▶ **DIRECTIONS**: Without the pictures, reproduce the records that follow exactly.

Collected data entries
◆ ◆ ◆ ◆ ◆ ◆ ◆

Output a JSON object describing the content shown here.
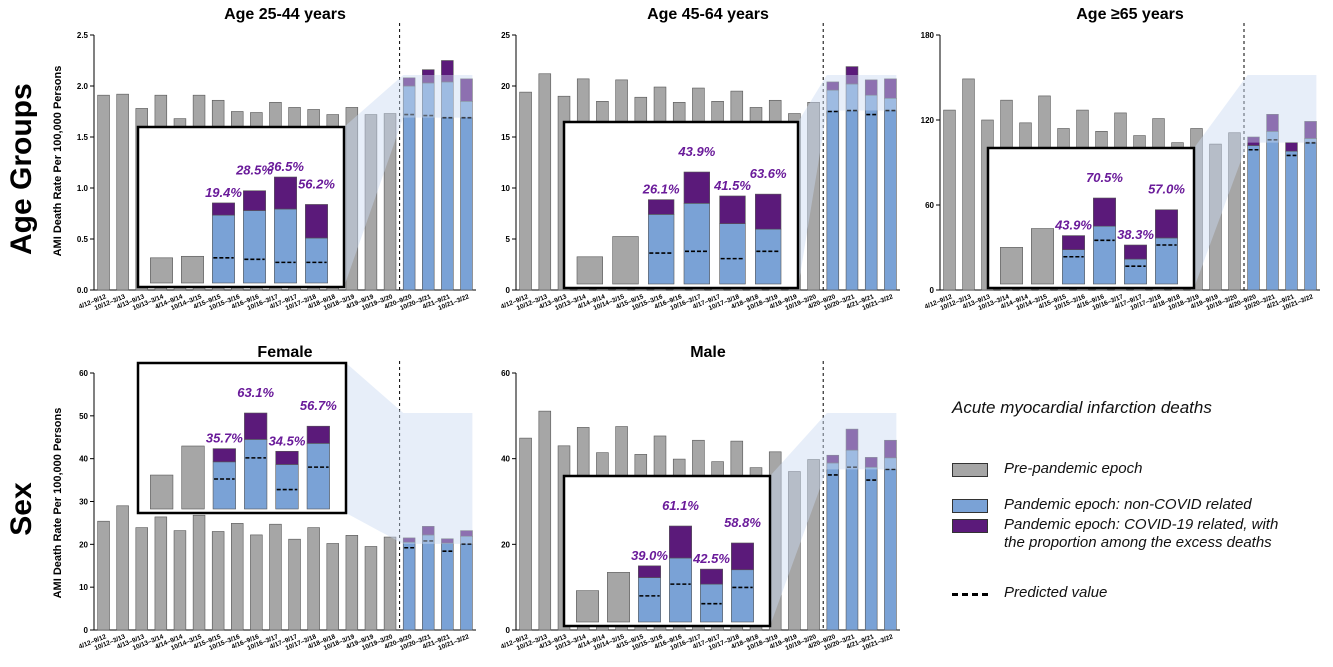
{
  "figure": {
    "row_labels": [
      "Age Groups",
      "Sex"
    ],
    "ylabel": "AMI Death Rate Per 100,000 Persons",
    "colors": {
      "pre": "#a6a6a6",
      "non_covid": "#7aa2d6",
      "covid": "#5b1a7a",
      "inset_pct": "#6a1b9a",
      "inset_shade": "#c9daf2"
    }
  },
  "legend": {
    "title": "Acute myocardial infarction deaths",
    "items": [
      {
        "label": "Pre-pandemic epoch",
        "kind": "pre"
      },
      {
        "label": "Pandemic epoch: non-COVID related",
        "kind": "non_covid"
      },
      {
        "label": "Pandemic epoch: COVID-19 related, with the proportion among the excess deaths",
        "kind": "covid"
      },
      {
        "label": "Predicted value",
        "kind": "dash"
      }
    ]
  },
  "chart_data": [
    {
      "type": "bar",
      "title": "Age 25-44 years",
      "categories": [
        "4/12–9/12",
        "10/12–3/13",
        "4/13–9/13",
        "10/13–3/14",
        "4/14–9/14",
        "10/14–3/15",
        "4/15–9/15",
        "10/15–3/16",
        "4/16–9/16",
        "10/16–3/17",
        "4/17–9/17",
        "10/17–3/18",
        "4/18–9/18",
        "10/18–3/19",
        "4/19–9/19",
        "10/19–3/20",
        "4/20–9/20",
        "10/20–3/21",
        "4/21–9/21",
        "10/21–3/22"
      ],
      "pre_pandemic": [
        1.91,
        1.92,
        1.78,
        1.91,
        1.68,
        1.91,
        1.86,
        1.75,
        1.74,
        1.84,
        1.79,
        1.77,
        1.72,
        1.79,
        1.72,
        1.73
      ],
      "pandemic_non_covid": [
        2.0,
        2.03,
        2.04,
        1.85
      ],
      "pandemic_covid": [
        0.08,
        0.13,
        0.21,
        0.22
      ],
      "predicted": [
        1.72,
        1.71,
        1.69,
        1.69
      ],
      "ylim": [
        0,
        2.5
      ],
      "yticks": [
        "0.0",
        "0.5",
        "1.0",
        "1.5",
        "2.0",
        "2.5"
      ],
      "inset_percentages": [
        "19.4%",
        "28.5%",
        "36.5%",
        "56.2%"
      ]
    },
    {
      "type": "bar",
      "title": "Age 45-64 years",
      "categories": [
        "4/12–9/12",
        "10/12–3/13",
        "4/13–9/13",
        "10/13–3/14",
        "4/14–9/14",
        "10/14–3/15",
        "4/15–9/15",
        "10/15–3/16",
        "4/16–9/16",
        "10/16–3/17",
        "4/17–9/17",
        "10/17–3/18",
        "4/18–9/18",
        "10/18–3/19",
        "4/19–9/19",
        "10/19–3/20",
        "4/20–9/20",
        "10/20–3/21",
        "4/21–9/21",
        "10/21–3/22"
      ],
      "pre_pandemic": [
        19.4,
        21.2,
        19.0,
        20.7,
        18.5,
        20.6,
        18.9,
        19.9,
        18.4,
        19.8,
        18.5,
        19.5,
        17.9,
        18.6,
        17.3,
        18.4
      ],
      "pandemic_non_covid": [
        19.6,
        20.2,
        19.1,
        18.8
      ],
      "pandemic_covid": [
        0.8,
        1.7,
        1.5,
        1.9
      ],
      "predicted": [
        17.5,
        17.6,
        17.2,
        17.6
      ],
      "ylim": [
        0,
        25
      ],
      "yticks": [
        "0",
        "5",
        "10",
        "15",
        "20",
        "25"
      ],
      "inset_percentages": [
        "26.1%",
        "43.9%",
        "41.5%",
        "63.6%"
      ]
    },
    {
      "type": "bar",
      "title": "Age ≥65 years",
      "categories": [
        "4/12–9/12",
        "10/12–3/13",
        "4/13–9/13",
        "10/13–3/14",
        "4/14–9/14",
        "10/14–3/15",
        "4/15–9/15",
        "10/15–3/16",
        "4/16–9/16",
        "10/16–3/17",
        "4/17–9/17",
        "10/17–3/18",
        "4/18–9/18",
        "10/18–3/19",
        "4/19–9/19",
        "10/19–3/20",
        "4/20–9/20",
        "10/20–3/21",
        "4/21–9/21",
        "10/21–3/22"
      ],
      "pre_pandemic": [
        127,
        149,
        120,
        134,
        118,
        137,
        114,
        127,
        112,
        125,
        109,
        121,
        104,
        114,
        103,
        111
      ],
      "pandemic_non_covid": [
        102,
        112,
        98,
        107
      ],
      "pandemic_covid": [
        6,
        12,
        6,
        12
      ],
      "predicted": [
        99,
        106,
        95,
        104
      ],
      "ylim": [
        0,
        180
      ],
      "yticks": [
        "0",
        "60",
        "120",
        "180"
      ],
      "inset_percentages": [
        "43.9%",
        "70.5%",
        "38.3%",
        "57.0%"
      ]
    },
    {
      "type": "bar",
      "title": "Female",
      "categories": [
        "4/12–9/12",
        "10/12–3/13",
        "4/13–9/13",
        "10/13–3/14",
        "4/14–9/14",
        "10/14–3/15",
        "4/15–9/15",
        "10/15–3/16",
        "4/16–9/16",
        "10/16–3/17",
        "4/17–9/17",
        "10/17–3/18",
        "4/18–9/18",
        "10/18–3/19",
        "4/19–9/19",
        "10/19–3/20",
        "4/20–9/20",
        "10/20–3/21",
        "4/21–9/21",
        "10/21–3/22"
      ],
      "pre_pandemic": [
        25.4,
        29.0,
        23.9,
        26.4,
        23.2,
        26.8,
        23.0,
        24.9,
        22.2,
        24.7,
        21.2,
        23.9,
        20.2,
        22.1,
        19.5,
        21.7
      ],
      "pandemic_non_covid": [
        20.5,
        22.2,
        20.3,
        21.9
      ],
      "pandemic_covid": [
        1.0,
        2.0,
        1.0,
        1.3
      ],
      "predicted": [
        19.2,
        20.8,
        18.4,
        20.1
      ],
      "ylim": [
        0,
        60
      ],
      "yticks": [
        "0",
        "10",
        "20",
        "30",
        "40",
        "50",
        "60"
      ],
      "inset_percentages": [
        "35.7%",
        "63.1%",
        "34.5%",
        "56.7%"
      ]
    },
    {
      "type": "bar",
      "title": "Male",
      "categories": [
        "4/12–9/12",
        "10/12–3/13",
        "4/13–9/13",
        "10/13–3/14",
        "4/14–9/14",
        "10/14–3/15",
        "4/15–9/15",
        "10/15–3/16",
        "4/16–9/16",
        "10/16–3/17",
        "4/17–9/17",
        "10/17–3/18",
        "4/18–9/18",
        "10/18–3/19",
        "4/19–9/19",
        "10/19–3/20",
        "4/20–9/20",
        "10/20–3/21",
        "4/21–9/21",
        "10/21–3/22"
      ],
      "pre_pandemic": [
        44.8,
        51.1,
        43.0,
        47.3,
        41.4,
        47.5,
        41.0,
        45.3,
        39.9,
        44.3,
        39.3,
        44.1,
        37.9,
        41.6,
        37.0,
        39.8
      ],
      "pandemic_non_covid": [
        39.0,
        42.0,
        38.0,
        40.2
      ],
      "pandemic_covid": [
        1.8,
        4.9,
        2.3,
        4.1
      ],
      "predicted": [
        36.2,
        38.0,
        35.0,
        37.5
      ],
      "ylim": [
        0,
        60
      ],
      "yticks": [
        "0",
        "20",
        "40",
        "60"
      ],
      "inset_percentages": [
        "39.0%",
        "61.1%",
        "42.5%",
        "58.8%"
      ]
    }
  ]
}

◆ ◆ ◆ ◆ ◆ ◆ ◆

▶ **OUTPUT OF THE TASK**:
Output a JSON object describing the content shown here.
{
  "figure": {
    "row_labels": [
      "Age Groups",
      "Sex"
    ],
    "ylabel": "AMI Death Rate Per 100,000 Persons",
    "colors": {
      "pre": "#a6a6a6",
      "non_covid": "#7aa2d6",
      "covid": "#5b1a7a",
      "inset_pct": "#6a1b9a",
      "inset_shade": "#c9daf2"
    }
  },
  "legend": {
    "title": "Acute myocardial infarction deaths",
    "items": [
      {
        "label": "Pre-pandemic epoch",
        "kind": "pre"
      },
      {
        "label": "Pandemic epoch: non-COVID related",
        "kind": "non_covid"
      },
      {
        "label": "Pandemic epoch: COVID-19 related, with the proportion among the excess deaths",
        "kind": "covid"
      },
      {
        "label": "Predicted value",
        "kind": "dash"
      }
    ]
  },
  "chart_data": [
    {
      "type": "bar",
      "title": "Age 25-44 years",
      "categories": [
        "4/12–9/12",
        "10/12–3/13",
        "4/13–9/13",
        "10/13–3/14",
        "4/14–9/14",
        "10/14–3/15",
        "4/15–9/15",
        "10/15–3/16",
        "4/16–9/16",
        "10/16–3/17",
        "4/17–9/17",
        "10/17–3/18",
        "4/18–9/18",
        "10/18–3/19",
        "4/19–9/19",
        "10/19–3/20",
        "4/20–9/20",
        "10/20–3/21",
        "4/21–9/21",
        "10/21–3/22"
      ],
      "pre_pandemic": [
        1.91,
        1.92,
        1.78,
        1.91,
        1.68,
        1.91,
        1.86,
        1.75,
        1.74,
        1.84,
        1.79,
        1.77,
        1.72,
        1.79,
        1.72,
        1.73
      ],
      "pandemic_non_covid": [
        2.0,
        2.03,
        2.04,
        1.85
      ],
      "pandemic_covid": [
        0.08,
        0.13,
        0.21,
        0.22
      ],
      "predicted": [
        1.72,
        1.71,
        1.69,
        1.69
      ],
      "ylim": [
        0,
        2.5
      ],
      "yticks": [
        "0.0",
        "0.5",
        "1.0",
        "1.5",
        "2.0",
        "2.5"
      ],
      "inset_percentages": [
        "19.4%",
        "28.5%",
        "36.5%",
        "56.2%"
      ]
    },
    {
      "type": "bar",
      "title": "Age 45-64 years",
      "categories": [
        "4/12–9/12",
        "10/12–3/13",
        "4/13–9/13",
        "10/13–3/14",
        "4/14–9/14",
        "10/14–3/15",
        "4/15–9/15",
        "10/15–3/16",
        "4/16–9/16",
        "10/16–3/17",
        "4/17–9/17",
        "10/17–3/18",
        "4/18–9/18",
        "10/18–3/19",
        "4/19–9/19",
        "10/19–3/20",
        "4/20–9/20",
        "10/20–3/21",
        "4/21–9/21",
        "10/21–3/22"
      ],
      "pre_pandemic": [
        19.4,
        21.2,
        19.0,
        20.7,
        18.5,
        20.6,
        18.9,
        19.9,
        18.4,
        19.8,
        18.5,
        19.5,
        17.9,
        18.6,
        17.3,
        18.4
      ],
      "pandemic_non_covid": [
        19.6,
        20.2,
        19.1,
        18.8
      ],
      "pandemic_covid": [
        0.8,
        1.7,
        1.5,
        1.9
      ],
      "predicted": [
        17.5,
        17.6,
        17.2,
        17.6
      ],
      "ylim": [
        0,
        25
      ],
      "yticks": [
        "0",
        "5",
        "10",
        "15",
        "20",
        "25"
      ],
      "inset_percentages": [
        "26.1%",
        "43.9%",
        "41.5%",
        "63.6%"
      ]
    },
    {
      "type": "bar",
      "title": "Age ≥65 years",
      "categories": [
        "4/12–9/12",
        "10/12–3/13",
        "4/13–9/13",
        "10/13–3/14",
        "4/14–9/14",
        "10/14–3/15",
        "4/15–9/15",
        "10/15–3/16",
        "4/16–9/16",
        "10/16–3/17",
        "4/17–9/17",
        "10/17–3/18",
        "4/18–9/18",
        "10/18–3/19",
        "4/19–9/19",
        "10/19–3/20",
        "4/20–9/20",
        "10/20–3/21",
        "4/21–9/21",
        "10/21–3/22"
      ],
      "pre_pandemic": [
        127,
        149,
        120,
        134,
        118,
        137,
        114,
        127,
        112,
        125,
        109,
        121,
        104,
        114,
        103,
        111
      ],
      "pandemic_non_covid": [
        102,
        112,
        98,
        107
      ],
      "pandemic_covid": [
        6,
        12,
        6,
        12
      ],
      "predicted": [
        99,
        106,
        95,
        104
      ],
      "ylim": [
        0,
        180
      ],
      "yticks": [
        "0",
        "60",
        "120",
        "180"
      ],
      "inset_percentages": [
        "43.9%",
        "70.5%",
        "38.3%",
        "57.0%"
      ]
    },
    {
      "type": "bar",
      "title": "Female",
      "categories": [
        "4/12–9/12",
        "10/12–3/13",
        "4/13–9/13",
        "10/13–3/14",
        "4/14–9/14",
        "10/14–3/15",
        "4/15–9/15",
        "10/15–3/16",
        "4/16–9/16",
        "10/16–3/17",
        "4/17–9/17",
        "10/17–3/18",
        "4/18–9/18",
        "10/18–3/19",
        "4/19–9/19",
        "10/19–3/20",
        "4/20–9/20",
        "10/20–3/21",
        "4/21–9/21",
        "10/21–3/22"
      ],
      "pre_pandemic": [
        25.4,
        29.0,
        23.9,
        26.4,
        23.2,
        26.8,
        23.0,
        24.9,
        22.2,
        24.7,
        21.2,
        23.9,
        20.2,
        22.1,
        19.5,
        21.7
      ],
      "pandemic_non_covid": [
        20.5,
        22.2,
        20.3,
        21.9
      ],
      "pandemic_covid": [
        1.0,
        2.0,
        1.0,
        1.3
      ],
      "predicted": [
        19.2,
        20.8,
        18.4,
        20.1
      ],
      "ylim": [
        0,
        60
      ],
      "yticks": [
        "0",
        "10",
        "20",
        "30",
        "40",
        "50",
        "60"
      ],
      "inset_percentages": [
        "35.7%",
        "63.1%",
        "34.5%",
        "56.7%"
      ]
    },
    {
      "type": "bar",
      "title": "Male",
      "categories": [
        "4/12–9/12",
        "10/12–3/13",
        "4/13–9/13",
        "10/13–3/14",
        "4/14–9/14",
        "10/14–3/15",
        "4/15–9/15",
        "10/15–3/16",
        "4/16–9/16",
        "10/16–3/17",
        "4/17–9/17",
        "10/17–3/18",
        "4/18–9/18",
        "10/18–3/19",
        "4/19–9/19",
        "10/19–3/20",
        "4/20–9/20",
        "10/20–3/21",
        "4/21–9/21",
        "10/21–3/22"
      ],
      "pre_pandemic": [
        44.8,
        51.1,
        43.0,
        47.3,
        41.4,
        47.5,
        41.0,
        45.3,
        39.9,
        44.3,
        39.3,
        44.1,
        37.9,
        41.6,
        37.0,
        39.8
      ],
      "pandemic_non_covid": [
        39.0,
        42.0,
        38.0,
        40.2
      ],
      "pandemic_covid": [
        1.8,
        4.9,
        2.3,
        4.1
      ],
      "predicted": [
        36.2,
        38.0,
        35.0,
        37.5
      ],
      "ylim": [
        0,
        60
      ],
      "yticks": [
        "0",
        "20",
        "40",
        "60"
      ],
      "inset_percentages": [
        "39.0%",
        "61.1%",
        "42.5%",
        "58.8%"
      ]
    }
  ]
}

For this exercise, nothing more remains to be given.